━━━ Supplied records ━━━

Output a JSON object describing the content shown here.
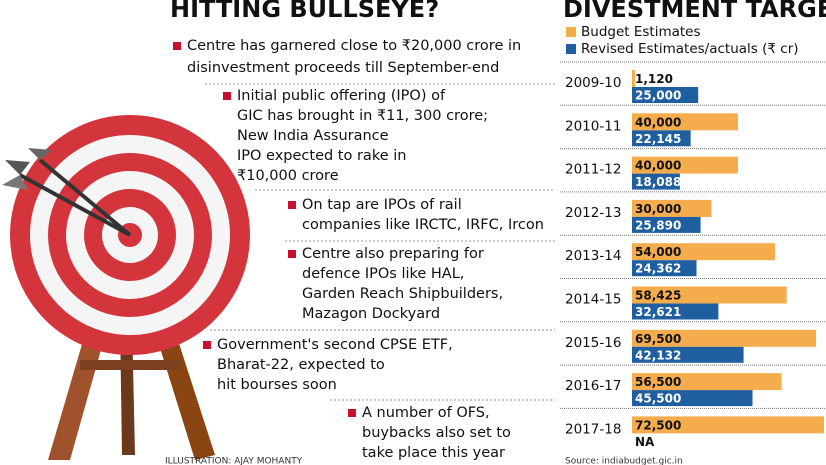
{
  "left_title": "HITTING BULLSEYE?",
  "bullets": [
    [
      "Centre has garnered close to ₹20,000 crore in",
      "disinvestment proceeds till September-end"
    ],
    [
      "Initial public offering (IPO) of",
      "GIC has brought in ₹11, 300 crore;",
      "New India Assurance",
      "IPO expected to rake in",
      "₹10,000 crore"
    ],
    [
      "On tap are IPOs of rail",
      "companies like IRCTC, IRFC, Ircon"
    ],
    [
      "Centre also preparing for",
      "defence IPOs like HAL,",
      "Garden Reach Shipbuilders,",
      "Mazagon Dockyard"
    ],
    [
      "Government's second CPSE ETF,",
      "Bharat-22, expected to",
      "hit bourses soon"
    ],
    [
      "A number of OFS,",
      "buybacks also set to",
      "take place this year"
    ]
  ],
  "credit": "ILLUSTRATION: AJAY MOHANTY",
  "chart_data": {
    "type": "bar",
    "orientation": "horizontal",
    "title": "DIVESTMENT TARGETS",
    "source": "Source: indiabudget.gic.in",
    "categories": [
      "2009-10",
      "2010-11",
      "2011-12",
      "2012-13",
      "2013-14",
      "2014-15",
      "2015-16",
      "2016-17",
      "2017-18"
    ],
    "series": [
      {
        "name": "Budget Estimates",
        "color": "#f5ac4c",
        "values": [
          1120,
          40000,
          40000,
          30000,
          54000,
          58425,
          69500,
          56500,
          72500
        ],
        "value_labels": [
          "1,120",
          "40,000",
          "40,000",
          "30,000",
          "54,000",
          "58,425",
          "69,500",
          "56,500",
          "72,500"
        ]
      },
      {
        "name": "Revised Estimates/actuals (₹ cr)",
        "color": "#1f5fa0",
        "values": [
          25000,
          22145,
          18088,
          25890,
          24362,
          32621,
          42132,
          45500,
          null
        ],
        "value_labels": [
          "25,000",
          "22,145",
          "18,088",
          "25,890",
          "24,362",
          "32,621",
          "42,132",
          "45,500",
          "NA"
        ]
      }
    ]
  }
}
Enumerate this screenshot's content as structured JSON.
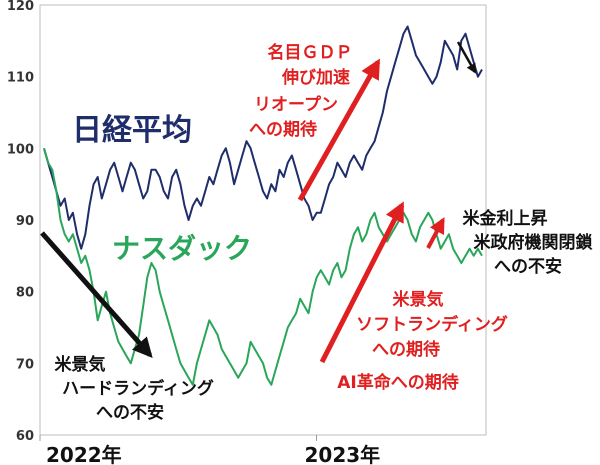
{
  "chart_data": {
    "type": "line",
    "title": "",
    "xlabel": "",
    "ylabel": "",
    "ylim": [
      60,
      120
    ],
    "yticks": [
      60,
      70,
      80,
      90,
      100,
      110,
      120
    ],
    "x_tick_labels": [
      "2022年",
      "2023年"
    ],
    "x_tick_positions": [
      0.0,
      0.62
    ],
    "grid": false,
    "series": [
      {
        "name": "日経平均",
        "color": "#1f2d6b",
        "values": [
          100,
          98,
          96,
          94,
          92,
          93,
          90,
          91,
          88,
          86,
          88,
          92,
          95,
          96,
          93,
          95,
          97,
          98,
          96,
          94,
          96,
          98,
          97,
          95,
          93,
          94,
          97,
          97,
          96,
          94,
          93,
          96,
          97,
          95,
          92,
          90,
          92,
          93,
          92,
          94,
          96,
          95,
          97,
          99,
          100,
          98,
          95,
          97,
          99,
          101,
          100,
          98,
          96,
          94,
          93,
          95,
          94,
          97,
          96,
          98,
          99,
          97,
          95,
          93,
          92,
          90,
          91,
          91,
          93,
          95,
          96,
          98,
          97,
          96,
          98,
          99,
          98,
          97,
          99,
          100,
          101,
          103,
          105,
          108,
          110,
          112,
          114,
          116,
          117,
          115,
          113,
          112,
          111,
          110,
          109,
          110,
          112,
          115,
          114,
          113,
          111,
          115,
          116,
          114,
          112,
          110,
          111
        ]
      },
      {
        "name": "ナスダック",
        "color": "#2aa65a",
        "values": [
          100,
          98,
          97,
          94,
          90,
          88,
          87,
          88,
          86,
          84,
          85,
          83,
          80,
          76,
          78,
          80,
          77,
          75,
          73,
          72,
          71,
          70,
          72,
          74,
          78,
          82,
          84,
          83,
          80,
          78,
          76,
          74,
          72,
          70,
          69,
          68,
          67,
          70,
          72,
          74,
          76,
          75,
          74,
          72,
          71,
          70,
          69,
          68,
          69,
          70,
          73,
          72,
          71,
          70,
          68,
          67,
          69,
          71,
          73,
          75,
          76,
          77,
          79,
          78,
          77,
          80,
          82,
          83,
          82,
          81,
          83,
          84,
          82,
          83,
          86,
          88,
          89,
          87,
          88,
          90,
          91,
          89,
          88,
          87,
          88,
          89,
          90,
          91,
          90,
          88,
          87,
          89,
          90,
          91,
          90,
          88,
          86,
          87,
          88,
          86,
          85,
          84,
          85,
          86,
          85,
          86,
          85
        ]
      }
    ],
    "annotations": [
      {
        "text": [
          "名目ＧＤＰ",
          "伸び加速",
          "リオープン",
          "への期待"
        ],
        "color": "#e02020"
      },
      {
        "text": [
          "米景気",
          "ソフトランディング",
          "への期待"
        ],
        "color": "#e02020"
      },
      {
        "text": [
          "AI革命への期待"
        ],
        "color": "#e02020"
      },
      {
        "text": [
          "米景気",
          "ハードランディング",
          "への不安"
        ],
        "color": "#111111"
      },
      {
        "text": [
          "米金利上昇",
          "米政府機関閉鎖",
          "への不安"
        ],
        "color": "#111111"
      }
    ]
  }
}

━━━
━━━ Supplied records ━━━

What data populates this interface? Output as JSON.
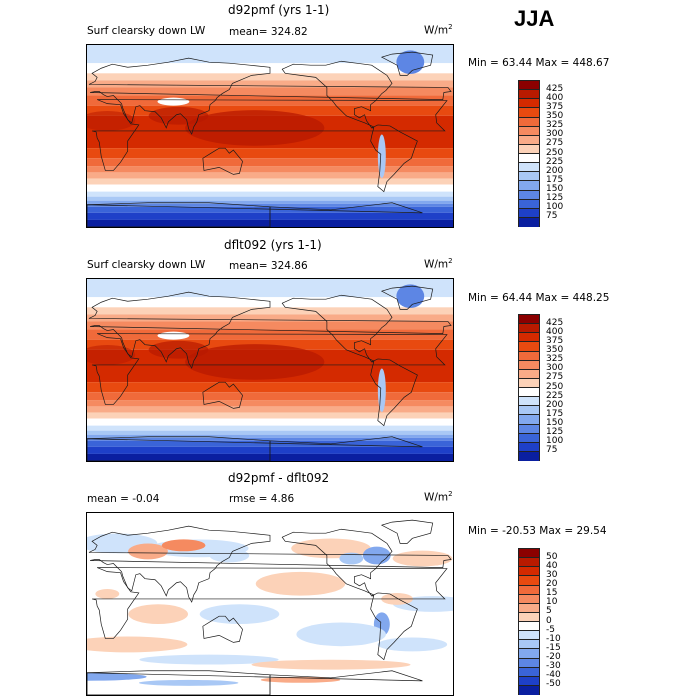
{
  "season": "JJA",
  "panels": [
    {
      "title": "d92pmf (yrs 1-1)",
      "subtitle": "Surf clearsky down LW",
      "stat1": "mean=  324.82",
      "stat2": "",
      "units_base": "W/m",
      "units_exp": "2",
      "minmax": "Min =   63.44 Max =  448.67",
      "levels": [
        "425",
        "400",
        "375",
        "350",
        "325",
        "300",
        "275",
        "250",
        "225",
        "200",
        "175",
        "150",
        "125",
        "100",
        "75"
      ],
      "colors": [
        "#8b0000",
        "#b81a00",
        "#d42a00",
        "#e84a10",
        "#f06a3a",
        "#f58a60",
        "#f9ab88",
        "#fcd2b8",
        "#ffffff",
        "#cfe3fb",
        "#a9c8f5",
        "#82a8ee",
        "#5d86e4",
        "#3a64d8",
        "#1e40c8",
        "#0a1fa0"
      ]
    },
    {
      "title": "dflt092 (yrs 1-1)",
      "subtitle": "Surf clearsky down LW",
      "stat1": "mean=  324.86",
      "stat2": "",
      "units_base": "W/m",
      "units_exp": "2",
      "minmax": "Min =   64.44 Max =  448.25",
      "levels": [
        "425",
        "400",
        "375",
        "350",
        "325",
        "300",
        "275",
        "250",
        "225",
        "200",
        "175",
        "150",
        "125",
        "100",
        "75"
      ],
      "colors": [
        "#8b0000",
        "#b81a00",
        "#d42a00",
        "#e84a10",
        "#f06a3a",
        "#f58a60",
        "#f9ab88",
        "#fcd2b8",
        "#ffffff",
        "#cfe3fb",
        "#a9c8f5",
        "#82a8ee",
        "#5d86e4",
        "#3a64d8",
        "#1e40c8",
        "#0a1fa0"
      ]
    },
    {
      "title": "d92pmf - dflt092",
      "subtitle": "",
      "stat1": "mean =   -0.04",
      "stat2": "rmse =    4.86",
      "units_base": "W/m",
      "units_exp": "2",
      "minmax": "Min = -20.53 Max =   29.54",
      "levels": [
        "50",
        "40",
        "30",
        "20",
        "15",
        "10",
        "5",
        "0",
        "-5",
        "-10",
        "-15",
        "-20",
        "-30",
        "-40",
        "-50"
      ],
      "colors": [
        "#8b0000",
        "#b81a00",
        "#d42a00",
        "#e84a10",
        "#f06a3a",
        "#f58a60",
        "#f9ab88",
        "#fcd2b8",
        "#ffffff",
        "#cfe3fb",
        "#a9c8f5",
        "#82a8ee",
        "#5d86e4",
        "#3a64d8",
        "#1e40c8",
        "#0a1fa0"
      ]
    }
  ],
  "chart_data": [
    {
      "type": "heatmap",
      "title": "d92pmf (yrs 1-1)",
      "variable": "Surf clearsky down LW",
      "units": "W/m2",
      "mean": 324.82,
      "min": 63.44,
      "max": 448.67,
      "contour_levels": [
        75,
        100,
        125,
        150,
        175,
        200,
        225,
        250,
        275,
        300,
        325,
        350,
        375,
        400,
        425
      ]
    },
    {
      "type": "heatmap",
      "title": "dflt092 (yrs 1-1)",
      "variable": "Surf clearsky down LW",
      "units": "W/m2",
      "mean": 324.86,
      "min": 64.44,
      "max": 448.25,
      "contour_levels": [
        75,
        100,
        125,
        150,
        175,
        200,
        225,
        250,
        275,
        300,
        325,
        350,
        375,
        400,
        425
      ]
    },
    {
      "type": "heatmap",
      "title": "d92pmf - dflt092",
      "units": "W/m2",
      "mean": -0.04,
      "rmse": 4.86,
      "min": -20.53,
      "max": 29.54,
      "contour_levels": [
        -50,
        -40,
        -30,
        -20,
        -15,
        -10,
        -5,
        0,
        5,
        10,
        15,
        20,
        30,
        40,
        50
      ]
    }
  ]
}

━━━
━━━ Supplied records ━━━

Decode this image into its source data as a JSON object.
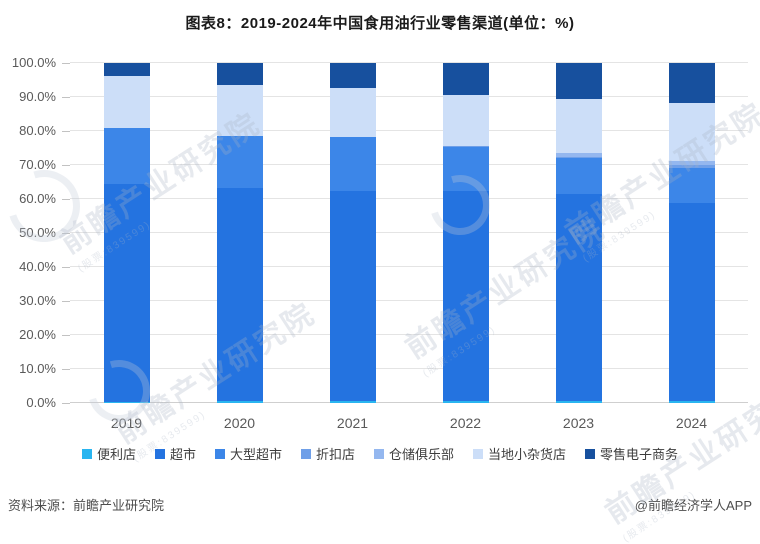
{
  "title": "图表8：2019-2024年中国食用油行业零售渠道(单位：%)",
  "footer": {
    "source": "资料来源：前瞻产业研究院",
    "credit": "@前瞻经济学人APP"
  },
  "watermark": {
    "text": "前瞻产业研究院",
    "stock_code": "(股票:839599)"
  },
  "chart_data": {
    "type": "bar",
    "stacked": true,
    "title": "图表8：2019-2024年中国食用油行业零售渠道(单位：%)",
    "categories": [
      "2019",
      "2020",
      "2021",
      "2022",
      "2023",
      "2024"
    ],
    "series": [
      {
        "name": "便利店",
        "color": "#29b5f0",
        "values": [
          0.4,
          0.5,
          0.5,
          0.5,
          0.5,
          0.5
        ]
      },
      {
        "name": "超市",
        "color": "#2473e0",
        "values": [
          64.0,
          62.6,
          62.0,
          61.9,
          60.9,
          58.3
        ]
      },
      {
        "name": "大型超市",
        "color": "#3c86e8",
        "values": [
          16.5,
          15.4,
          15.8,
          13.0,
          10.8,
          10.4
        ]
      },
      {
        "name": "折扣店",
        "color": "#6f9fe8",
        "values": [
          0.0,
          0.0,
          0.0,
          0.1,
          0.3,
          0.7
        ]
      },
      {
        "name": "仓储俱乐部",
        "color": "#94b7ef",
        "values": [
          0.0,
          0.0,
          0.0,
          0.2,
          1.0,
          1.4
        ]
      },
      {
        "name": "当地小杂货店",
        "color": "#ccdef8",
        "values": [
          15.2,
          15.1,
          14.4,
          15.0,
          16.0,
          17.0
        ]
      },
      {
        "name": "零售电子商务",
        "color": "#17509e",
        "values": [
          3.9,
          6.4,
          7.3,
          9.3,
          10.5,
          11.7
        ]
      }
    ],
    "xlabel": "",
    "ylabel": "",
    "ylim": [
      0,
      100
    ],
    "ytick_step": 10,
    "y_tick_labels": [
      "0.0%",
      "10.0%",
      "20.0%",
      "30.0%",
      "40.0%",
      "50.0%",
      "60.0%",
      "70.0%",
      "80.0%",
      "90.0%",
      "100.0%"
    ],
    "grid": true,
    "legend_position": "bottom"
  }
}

━━━

Directions: Report the number of lines of the listing above that hold the string "crore", with no other text.

Full response: 3